■ **Supplied passage**:
● ● ● ●

Leo P. Mariani - RBC Capital Markets, LLC, Research Division

You talked about your production in the Marcellus continuing to trend up during the year. Looking at your second quarter, production guidance is down a fair bit from 1Q. Is that just going to be Pinedale? Are we going to see Pinedale moving in the opposite direction during the year? And could you maybe just talk about how you see your overall company production trending sort of on a quarterly basis this year?

Michael D. Watford

I think we've directionally commented on that where we said that we're going to see decreases in activity in CapEx in production quarter-after-quarter as we proceed through to the year, so if that's the answer you're looking for.

Leo P. Mariani - RBC Capital Markets, LLC, Research Division

Okay. And I guess with respect to the Niobrara, when do you folks plan to get some well results? Will that come in the second quarter earnings?

Douglas B. Selvius

Well results in terms of production tests and so forth?

Leo P. Mariani - RBC Capital Markets, LLC, Research Division

Yes.

Douglas B. Selvius

Yes. That -- hopefully, we'll have something by then. Right now, our plans are -- we're evaluating the data that we're acquiring right now to design our first horizontal well, which we're projecting for mid-summer, maybe late summer.

Leo P. Mariani - RBC Capital Markets, LLC, Research Division

Okay. But I think you guys were frac-ing some vertical wells. Are you planning on maybe releasing any of those results at some point?

Douglas B. Selvius

We really don't have anything to release at this point. It's just too early.

Michael D. Watford

And we have a competitive situation out there to where little tidbits of data we just did not release.

Leo P. Mariani - RBC Capital Markets, LLC, Research Division

Okay. In terms of Pennsylvania, can you guys quantify maybe how many wells you guys have gone nonconsent on so far this year?

Michael D. Watford

No.

Operator

Our next question comes from the line of Mario Barraza with Tuohy Brothers.

Mario Barraza - Tuohy Brothers Investment Research, Inc.

The majority of my questions had been answered, but just wanted to clarify a comment you made earlier that you're wanting to see further CapEx reductions. I mean, if we see gas prices -- if we don't -- I mean, they've been up $0.40 for the past few weeks. But if they were to stay at this level, could you see a further CapEx reduction as the year progresses or into 2013?

Michael D. Watford

If...

Mario Barraza - Tuohy Brothers Investment Research, Inc.

I mean, if gas prices stayed where they were today, would you further curtail production going further?

Michael D. Watford

We're talking about the plus or minus $2 gas price? Or we're talking about...

Mario Barraza - Tuohy Brothers Investment Research, Inc.

Say today, like $2.30, if we're to stay $2.35, where it is right now.

● ● ● ●

[Excerpts from a layout annotation set]

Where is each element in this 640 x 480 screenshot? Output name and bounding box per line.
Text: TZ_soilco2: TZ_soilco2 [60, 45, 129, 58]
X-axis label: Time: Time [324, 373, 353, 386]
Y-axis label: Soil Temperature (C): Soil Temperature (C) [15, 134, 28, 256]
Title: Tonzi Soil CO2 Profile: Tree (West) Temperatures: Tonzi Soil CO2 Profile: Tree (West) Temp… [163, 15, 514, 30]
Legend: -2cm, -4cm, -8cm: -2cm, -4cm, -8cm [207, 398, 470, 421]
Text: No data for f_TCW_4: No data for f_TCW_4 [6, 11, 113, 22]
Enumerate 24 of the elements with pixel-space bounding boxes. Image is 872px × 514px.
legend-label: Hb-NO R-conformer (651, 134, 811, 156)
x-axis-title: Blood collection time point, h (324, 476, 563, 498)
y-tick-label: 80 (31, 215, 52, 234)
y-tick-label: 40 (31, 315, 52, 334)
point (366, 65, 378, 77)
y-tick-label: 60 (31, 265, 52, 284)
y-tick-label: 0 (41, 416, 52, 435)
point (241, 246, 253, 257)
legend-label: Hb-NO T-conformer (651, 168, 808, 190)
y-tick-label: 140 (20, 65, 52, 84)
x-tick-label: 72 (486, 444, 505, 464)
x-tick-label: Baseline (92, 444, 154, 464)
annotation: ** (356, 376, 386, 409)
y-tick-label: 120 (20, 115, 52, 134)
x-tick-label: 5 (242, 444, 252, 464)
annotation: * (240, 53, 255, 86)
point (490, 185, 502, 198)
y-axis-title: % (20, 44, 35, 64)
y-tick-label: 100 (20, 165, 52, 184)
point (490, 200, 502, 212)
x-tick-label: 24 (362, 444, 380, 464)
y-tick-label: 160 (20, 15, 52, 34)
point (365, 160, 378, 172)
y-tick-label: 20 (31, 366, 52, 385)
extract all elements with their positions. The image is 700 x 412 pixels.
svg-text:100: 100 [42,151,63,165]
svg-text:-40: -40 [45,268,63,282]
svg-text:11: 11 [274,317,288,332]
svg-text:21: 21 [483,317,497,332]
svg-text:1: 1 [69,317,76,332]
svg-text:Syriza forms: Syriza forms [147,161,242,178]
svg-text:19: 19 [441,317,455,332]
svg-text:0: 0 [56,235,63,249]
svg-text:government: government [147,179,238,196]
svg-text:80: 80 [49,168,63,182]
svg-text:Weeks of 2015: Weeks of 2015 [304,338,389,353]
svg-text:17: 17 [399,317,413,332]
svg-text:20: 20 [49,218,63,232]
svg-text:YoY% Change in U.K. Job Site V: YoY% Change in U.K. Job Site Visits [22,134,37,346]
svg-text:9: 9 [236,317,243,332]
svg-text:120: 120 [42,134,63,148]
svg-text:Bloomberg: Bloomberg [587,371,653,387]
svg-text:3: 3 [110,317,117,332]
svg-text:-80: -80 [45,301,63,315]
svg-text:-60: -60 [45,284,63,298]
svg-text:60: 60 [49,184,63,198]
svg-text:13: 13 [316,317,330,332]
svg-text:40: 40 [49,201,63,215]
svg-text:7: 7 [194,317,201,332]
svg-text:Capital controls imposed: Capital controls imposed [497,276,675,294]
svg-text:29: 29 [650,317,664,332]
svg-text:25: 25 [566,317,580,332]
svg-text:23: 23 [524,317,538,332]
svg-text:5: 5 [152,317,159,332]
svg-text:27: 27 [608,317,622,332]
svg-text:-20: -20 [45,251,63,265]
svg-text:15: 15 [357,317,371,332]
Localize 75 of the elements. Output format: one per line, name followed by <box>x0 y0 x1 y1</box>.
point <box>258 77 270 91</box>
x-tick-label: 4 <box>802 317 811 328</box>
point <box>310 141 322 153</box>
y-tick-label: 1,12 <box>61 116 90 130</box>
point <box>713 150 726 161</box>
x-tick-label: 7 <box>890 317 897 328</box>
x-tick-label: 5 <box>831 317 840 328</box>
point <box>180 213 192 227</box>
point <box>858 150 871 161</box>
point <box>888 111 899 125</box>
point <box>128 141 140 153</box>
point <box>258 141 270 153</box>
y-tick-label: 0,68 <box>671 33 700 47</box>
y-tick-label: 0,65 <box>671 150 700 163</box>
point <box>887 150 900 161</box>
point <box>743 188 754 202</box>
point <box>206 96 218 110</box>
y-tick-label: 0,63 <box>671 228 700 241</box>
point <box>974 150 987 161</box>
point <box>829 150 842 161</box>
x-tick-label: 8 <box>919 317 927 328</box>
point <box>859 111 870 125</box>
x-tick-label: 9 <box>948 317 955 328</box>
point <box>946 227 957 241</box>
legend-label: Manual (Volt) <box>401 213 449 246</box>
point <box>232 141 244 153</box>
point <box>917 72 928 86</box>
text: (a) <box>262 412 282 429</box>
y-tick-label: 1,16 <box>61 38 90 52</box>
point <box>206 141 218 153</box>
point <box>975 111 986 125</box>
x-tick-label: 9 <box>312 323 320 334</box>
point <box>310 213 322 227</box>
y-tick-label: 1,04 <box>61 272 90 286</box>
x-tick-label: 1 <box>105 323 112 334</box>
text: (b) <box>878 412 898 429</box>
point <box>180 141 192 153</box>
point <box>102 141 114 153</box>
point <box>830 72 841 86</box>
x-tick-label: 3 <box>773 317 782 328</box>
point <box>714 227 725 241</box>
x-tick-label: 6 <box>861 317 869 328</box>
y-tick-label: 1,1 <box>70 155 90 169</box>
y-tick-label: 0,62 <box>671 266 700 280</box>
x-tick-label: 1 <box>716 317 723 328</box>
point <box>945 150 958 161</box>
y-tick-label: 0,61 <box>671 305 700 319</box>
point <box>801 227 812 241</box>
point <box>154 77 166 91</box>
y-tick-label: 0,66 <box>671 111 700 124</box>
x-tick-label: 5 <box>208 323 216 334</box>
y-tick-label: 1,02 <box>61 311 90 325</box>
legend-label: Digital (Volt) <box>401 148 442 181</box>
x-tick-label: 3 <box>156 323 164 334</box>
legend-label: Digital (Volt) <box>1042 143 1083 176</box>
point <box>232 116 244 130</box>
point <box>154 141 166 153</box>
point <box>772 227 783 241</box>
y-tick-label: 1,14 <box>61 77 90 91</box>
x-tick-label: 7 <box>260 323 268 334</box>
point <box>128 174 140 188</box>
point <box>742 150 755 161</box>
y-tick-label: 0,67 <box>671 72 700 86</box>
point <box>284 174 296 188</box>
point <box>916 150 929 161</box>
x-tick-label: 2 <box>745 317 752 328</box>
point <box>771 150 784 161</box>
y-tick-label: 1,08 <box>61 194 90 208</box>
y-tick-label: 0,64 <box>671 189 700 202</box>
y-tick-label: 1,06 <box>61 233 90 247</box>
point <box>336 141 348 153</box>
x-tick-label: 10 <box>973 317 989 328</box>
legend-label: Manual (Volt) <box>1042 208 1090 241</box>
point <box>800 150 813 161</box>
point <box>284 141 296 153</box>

● ● ● ●

■ **Given instruction**: Please carry the earnings call transcript on gas prices and capital spending forward from the point where it stops.

■ **Expected answer**:
Michael D. Watford

If it stays at $2.30, will we cut CapEx more?

Mario Barraza - Tuohy Brothers Investment Research, Inc.

Yes.

Michael D. Watford

No. I mean, we're assuming that we're going to be at this price range for the remainder of the year until we get back to winter, again have a chance to reset. So no, that wouldn't cause us to modify any more than we already have.

Operator

Our next question comes from the line of Ron Mills, Johnson Rice.

Ronald E. Mills - Johnson Rice & Company, L.L.C., Research Division

Just a question on -- if you have any update at all in the timing of the midstream asset sales. You once again referenced the net CapEx that still suggests a $200 million sales expectations. But what are we looking like in terms of timing?

Marshal D. Smith

Ron, we continue to evaluate a number of options. We're well advanced on the process relative to monetization. We have received indication of interest in financing in support of the transaction. We'll continue to test the alternative against other options we have, and we'll work toward an option that provides the most value to the company. And we're still some time away before we finally get that across the finish line.

Ronald E. Mills - Johnson Rice & Company, L.L.C., Research Division

Okay. And when you evaluated the well deferral versus the price increase, just were you doing that on versus strip? And were you comparing well deferrals versus, say, the second and third quarter versus the same respective periods in 2013? I guess I'm trying to get a sense as to how fluid those well deferrals could be in the instance that the gas prices do move higher over the second half of the year. How quickly would you potentially move to put those completions back in?

C. Bradley Johnson

Sure, Ron. This is Brad. What we did is we looked at average wells and average cost and simply looked at gas price environment. We looked from $2 to $5. But if you look at $3 and you simply defer the capital investment point of a completion by 12 months -- and that curve is not a very insensitive -- I mean, the curve is pretty flat. So you move it out 12 months, and it doesn't take a whole lot of gas price uplift to preserve value. So we looked at anywhere from 6 months to 18 months, at $2 price to $5 price. And the $0.15 in a sort of a $3 gas price environment pushed the completion out by 12 months, and your value neutral. So $0.15 relative to a $1 uplift from the strip, it's pretty compelling to us to wait. And I think the key thing too on the completion side is we can resume those operations pretty quickly and be very responsive to market as we monitor throughout the year.

Ronald E. Mills - Johnson Rice & Company, L.L.C., Research Division

Okay. Great. And then one last one. I know that both Shell and Anadarko are lowering their activities, but once again, you provide the time 0 charter for the well performance. And do you think, from a completion standpoint, both the operator -- both outside operators plus yourselves are pretty dialed in, in that kind of 5 to 7 Bcf range is depending on which area is probably the right number? Or do the wells -- do some of the wells still continue to outperform in each of those areas?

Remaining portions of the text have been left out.